Data for processing.
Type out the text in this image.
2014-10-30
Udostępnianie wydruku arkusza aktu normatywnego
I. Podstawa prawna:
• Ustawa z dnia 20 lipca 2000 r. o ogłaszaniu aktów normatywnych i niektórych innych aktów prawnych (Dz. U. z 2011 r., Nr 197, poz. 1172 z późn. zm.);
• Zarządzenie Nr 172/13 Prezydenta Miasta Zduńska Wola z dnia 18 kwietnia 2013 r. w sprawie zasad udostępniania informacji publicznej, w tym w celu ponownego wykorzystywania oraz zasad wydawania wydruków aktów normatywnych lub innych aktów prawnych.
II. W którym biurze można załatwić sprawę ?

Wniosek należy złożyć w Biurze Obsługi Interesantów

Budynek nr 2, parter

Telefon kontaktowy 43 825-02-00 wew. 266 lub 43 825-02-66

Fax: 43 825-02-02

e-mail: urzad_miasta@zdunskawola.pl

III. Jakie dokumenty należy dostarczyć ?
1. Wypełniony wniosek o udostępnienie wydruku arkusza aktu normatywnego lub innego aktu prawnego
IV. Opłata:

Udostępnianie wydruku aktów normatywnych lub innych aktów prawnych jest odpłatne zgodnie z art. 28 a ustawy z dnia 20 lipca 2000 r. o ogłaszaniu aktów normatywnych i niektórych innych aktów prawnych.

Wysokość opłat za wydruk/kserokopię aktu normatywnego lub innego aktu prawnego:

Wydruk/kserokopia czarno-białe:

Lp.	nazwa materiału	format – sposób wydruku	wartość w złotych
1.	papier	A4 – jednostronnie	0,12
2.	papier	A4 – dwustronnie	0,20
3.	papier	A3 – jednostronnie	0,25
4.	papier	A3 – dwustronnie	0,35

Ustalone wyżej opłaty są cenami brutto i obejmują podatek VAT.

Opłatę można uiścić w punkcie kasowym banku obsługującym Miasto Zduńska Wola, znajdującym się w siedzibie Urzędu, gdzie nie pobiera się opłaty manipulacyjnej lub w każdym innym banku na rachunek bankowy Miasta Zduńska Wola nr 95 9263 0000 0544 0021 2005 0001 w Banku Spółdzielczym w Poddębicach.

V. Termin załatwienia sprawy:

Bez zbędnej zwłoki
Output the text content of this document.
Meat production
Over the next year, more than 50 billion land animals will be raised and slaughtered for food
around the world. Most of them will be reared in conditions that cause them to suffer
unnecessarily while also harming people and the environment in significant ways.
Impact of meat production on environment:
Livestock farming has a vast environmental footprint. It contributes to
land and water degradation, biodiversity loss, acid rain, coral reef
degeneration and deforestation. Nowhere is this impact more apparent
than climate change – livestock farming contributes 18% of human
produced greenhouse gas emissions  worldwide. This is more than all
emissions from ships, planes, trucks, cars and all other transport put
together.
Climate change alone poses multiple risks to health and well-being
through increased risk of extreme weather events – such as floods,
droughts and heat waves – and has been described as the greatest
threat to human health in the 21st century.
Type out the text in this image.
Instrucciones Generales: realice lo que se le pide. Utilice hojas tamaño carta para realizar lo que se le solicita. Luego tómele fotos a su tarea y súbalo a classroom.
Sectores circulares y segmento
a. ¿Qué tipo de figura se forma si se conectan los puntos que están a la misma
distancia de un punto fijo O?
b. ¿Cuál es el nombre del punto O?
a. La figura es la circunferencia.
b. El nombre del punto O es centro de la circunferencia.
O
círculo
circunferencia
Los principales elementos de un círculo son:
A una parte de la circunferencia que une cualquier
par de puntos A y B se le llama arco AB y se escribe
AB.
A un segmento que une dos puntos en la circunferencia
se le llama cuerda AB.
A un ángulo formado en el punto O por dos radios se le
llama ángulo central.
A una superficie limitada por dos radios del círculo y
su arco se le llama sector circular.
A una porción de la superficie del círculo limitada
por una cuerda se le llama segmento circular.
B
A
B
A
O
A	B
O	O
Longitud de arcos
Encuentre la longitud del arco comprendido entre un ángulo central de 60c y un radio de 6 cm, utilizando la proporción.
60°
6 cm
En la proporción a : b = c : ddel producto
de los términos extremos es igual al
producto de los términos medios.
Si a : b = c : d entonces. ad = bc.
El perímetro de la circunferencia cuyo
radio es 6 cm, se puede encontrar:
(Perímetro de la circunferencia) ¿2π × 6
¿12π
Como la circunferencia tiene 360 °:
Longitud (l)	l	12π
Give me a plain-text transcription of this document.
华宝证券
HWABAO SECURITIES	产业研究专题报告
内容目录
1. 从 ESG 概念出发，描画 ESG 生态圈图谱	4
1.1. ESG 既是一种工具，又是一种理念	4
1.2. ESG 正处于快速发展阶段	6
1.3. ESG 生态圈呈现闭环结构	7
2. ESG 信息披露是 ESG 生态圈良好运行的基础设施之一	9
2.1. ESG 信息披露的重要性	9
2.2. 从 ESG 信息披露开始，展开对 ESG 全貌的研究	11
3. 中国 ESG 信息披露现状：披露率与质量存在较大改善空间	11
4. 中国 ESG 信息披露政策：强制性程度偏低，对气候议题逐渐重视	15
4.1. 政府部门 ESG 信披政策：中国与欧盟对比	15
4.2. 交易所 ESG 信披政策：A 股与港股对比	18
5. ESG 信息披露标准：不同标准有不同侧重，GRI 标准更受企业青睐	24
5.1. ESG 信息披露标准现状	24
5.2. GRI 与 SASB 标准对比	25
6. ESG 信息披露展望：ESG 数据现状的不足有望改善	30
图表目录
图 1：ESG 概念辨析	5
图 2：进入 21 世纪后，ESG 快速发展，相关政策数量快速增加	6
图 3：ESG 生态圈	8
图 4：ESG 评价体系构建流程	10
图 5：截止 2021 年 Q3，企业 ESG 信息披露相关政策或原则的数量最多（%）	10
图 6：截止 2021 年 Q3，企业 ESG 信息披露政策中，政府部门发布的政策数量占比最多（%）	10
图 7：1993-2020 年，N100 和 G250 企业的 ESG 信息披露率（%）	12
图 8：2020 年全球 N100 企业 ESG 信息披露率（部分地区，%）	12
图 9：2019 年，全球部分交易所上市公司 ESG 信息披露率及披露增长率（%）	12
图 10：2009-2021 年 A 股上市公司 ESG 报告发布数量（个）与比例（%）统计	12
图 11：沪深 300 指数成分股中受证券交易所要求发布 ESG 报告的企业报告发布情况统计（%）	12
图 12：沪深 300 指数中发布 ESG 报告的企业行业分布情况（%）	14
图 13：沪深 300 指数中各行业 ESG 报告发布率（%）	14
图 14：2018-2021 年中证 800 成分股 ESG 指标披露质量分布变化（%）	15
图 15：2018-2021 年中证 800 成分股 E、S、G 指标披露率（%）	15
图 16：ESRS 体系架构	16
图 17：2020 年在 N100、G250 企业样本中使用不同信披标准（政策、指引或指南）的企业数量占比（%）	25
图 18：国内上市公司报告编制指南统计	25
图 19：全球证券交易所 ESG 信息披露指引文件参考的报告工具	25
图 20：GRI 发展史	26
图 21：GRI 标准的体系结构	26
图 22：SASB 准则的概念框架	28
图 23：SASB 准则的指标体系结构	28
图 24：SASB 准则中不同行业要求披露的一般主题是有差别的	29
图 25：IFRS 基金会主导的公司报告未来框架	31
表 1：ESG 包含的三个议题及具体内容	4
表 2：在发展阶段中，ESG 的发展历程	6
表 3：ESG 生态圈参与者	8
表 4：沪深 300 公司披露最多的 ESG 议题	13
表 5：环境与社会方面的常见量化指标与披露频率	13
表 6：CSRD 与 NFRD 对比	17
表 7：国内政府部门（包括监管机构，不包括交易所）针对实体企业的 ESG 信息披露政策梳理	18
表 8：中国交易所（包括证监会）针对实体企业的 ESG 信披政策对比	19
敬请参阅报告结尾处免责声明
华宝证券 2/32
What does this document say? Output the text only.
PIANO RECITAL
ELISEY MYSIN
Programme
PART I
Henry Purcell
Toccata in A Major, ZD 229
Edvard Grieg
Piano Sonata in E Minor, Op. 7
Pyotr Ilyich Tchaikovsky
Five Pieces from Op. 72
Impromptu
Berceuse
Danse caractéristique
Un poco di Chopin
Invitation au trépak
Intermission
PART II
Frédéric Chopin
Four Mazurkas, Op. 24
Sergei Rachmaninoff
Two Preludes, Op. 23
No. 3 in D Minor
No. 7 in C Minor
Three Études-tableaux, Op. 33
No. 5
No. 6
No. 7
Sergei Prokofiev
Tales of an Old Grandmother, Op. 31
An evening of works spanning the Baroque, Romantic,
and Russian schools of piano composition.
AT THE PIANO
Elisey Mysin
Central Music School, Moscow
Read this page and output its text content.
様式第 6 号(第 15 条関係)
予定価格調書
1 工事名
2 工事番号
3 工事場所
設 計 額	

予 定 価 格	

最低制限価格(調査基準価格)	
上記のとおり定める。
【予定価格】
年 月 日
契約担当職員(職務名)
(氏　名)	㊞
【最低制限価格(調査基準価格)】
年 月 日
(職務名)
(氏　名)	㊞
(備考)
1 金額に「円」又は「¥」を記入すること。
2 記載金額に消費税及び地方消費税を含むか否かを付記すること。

To be done. Look over the material above and show each line where "wydruku" appears.

Worked answer.
Udostępnianie wydruku arkusza aktu normatywnego
1. Wypełniony wniosek o udostępnienie wydruku arkusza aktu normatywnego lub innego aktu prawnego
Udostępnianie wydruku aktów normatywnych lub innych aktów prawnych jest odpłatne zgodnie z art. 28 a ustawy z dnia 20 lipca 2000 r. o ogłaszaniu aktów normatywnych i niektórych innych aktów prawnych.
Lp.	nazwa materiału	format – sposób wydruku	wartość w złotych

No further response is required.